§ GIVEN EXERCISE: Please arrange the records from the line with "What are the" to the line with "- y2-tick-label: 8: [969, 263, 980, 288]", both included, as a two-column CSV with the columns input and output, one row per record, each field quoted and its line breaks turned into spaces. Leave the pictures out.

§ DATA LISTING:
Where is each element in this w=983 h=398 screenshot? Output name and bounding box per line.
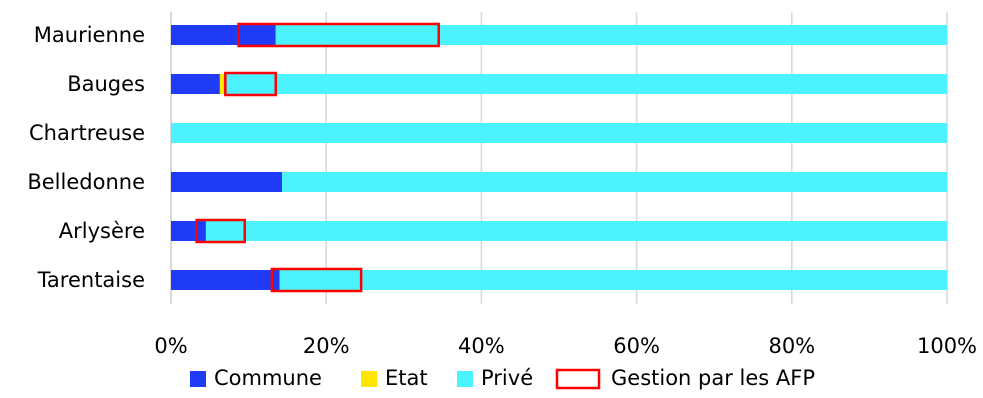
...
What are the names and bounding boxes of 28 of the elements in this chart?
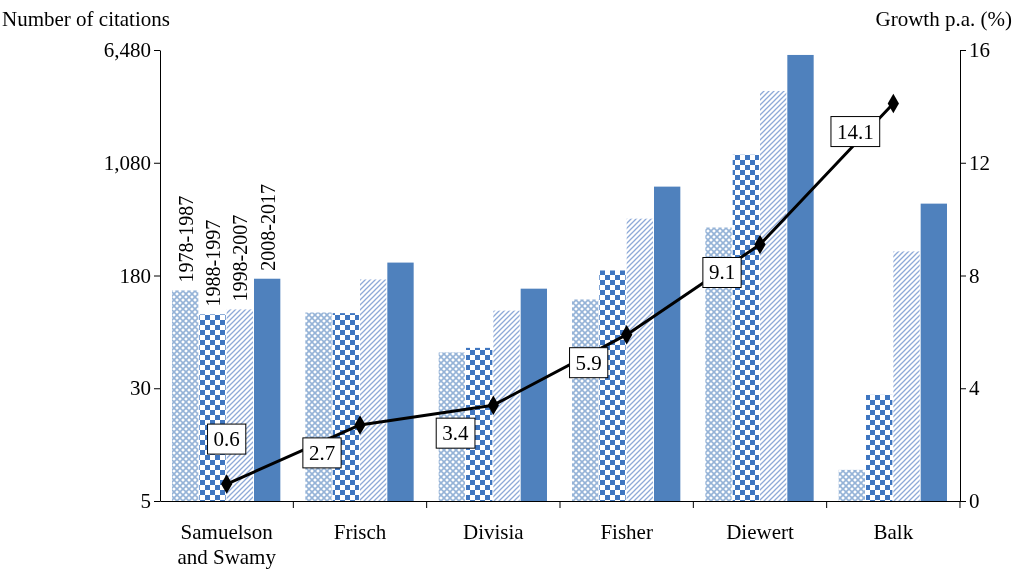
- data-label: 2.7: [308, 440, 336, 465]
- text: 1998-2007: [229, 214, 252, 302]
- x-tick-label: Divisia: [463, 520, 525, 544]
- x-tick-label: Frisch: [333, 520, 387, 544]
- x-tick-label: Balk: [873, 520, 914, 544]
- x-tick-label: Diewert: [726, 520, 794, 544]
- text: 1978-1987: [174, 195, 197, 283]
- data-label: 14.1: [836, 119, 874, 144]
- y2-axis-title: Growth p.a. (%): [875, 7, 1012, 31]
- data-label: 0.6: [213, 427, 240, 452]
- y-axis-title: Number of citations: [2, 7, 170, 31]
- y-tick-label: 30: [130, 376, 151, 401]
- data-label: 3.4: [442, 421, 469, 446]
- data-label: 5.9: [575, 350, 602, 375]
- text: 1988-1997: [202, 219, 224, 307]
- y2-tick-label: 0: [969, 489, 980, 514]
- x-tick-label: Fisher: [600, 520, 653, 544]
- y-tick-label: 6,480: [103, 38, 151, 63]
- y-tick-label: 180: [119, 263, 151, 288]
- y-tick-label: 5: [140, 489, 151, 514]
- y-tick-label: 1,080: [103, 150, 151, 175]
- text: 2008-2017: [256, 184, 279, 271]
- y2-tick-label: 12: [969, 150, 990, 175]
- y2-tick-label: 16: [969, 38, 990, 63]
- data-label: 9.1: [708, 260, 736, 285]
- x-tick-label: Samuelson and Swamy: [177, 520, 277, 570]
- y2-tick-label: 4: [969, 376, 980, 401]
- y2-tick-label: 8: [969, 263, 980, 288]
---
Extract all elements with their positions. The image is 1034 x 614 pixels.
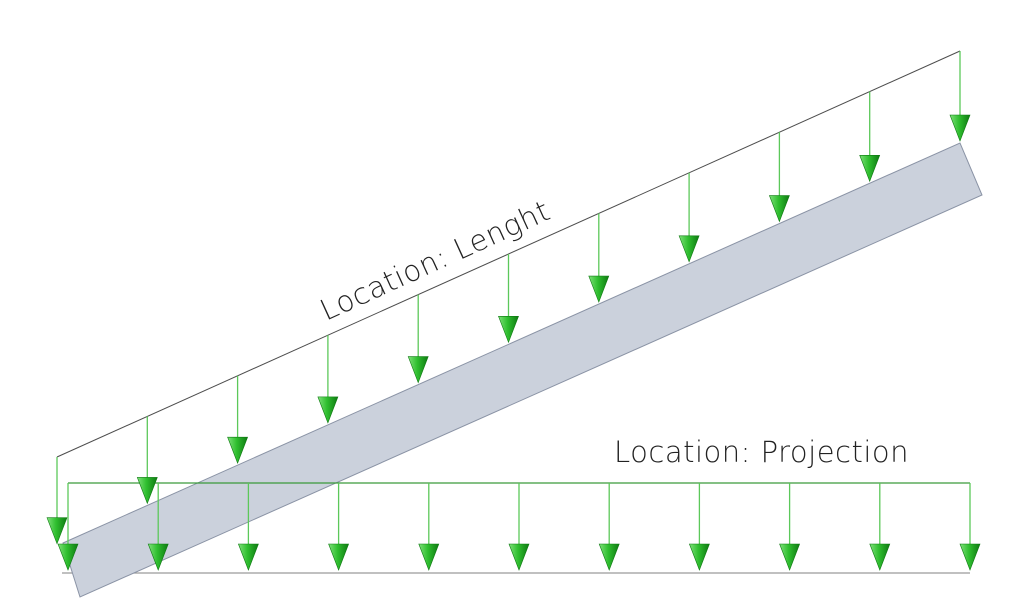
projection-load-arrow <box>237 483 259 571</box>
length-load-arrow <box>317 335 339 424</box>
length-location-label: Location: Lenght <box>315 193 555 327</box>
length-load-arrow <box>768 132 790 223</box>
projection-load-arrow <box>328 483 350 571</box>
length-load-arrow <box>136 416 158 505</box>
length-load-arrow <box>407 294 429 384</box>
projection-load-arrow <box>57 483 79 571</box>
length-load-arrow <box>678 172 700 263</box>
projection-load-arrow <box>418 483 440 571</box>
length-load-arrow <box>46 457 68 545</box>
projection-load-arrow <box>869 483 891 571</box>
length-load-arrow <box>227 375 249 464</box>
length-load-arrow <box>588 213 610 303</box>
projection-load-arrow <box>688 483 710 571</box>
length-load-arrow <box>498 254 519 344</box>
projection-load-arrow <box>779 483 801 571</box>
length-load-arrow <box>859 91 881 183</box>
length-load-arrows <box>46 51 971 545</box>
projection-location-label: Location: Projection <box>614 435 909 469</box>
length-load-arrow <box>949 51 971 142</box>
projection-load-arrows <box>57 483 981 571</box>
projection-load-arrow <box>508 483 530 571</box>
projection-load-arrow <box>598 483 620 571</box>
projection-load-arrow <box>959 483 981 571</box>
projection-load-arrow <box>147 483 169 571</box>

§ FINAL ANSWER:
input,output
"What are the names and bounding boxes of 28 of the elements in this chart?","- data-label: 2.7: [308, 440, 336, 465] - text: 1998-2007: [229, 214, 252, 302] - x-tick-label: Divisia: [463, 520, 525, 544] - x-tick-label: Frisch: [333, 520, 387, 544] - x-tick-label: Balk: [873, 520, 914, 544] - x-tick-label: Diewert: [726, 520, 794, 544] - text: 1978-1987: [174, 195, 197, 283] - data-label: 14.1: [836, 119, 874, 144] - y2-axis-title: Growth p.a. (%): [875, 7, 1012, 31] - data-label: 0.6: [213, 427, 240, 452] - y-axis-title: Number of citations: [2, 7, 170, 31] - y-tick-label: 30: [130, 376, 151, 401] - data-label: 3.4: [442, 421, 469, 446] - data-label: 5.9: [575, 350, 602, 375] - text: 1988-1997: [202, 219, 224, 307] - y2-tick-label: 0: [969, 489, 980, 514] - x-tick-label: Fisher: [600, 520, 653, 544] - y-tick-label: 6,480: [103, 38, 151, 63] - y-tick-label: 180: [119, 263, 151, 288] - y-tick-label: 5: [140, 489, 151, 514] - y-tick-label: 1,080: [103, 150, 151, 175] - text: 2008-2017: [256, 184, 279, 271] - y2-tick-label: 12: [969, 150, 990, 175] - y2-tick-label: 16: [969, 38, 990, 63] - data-label: 9.1: [708, 260, 736, 285] - x-tick-label: Samuelson and Swamy: [177, 520, 277, 570] - y2-tick-label: 4: [969, 376, 980, 401] - y2-tick-label: 8: [969, 263, 980, 288]"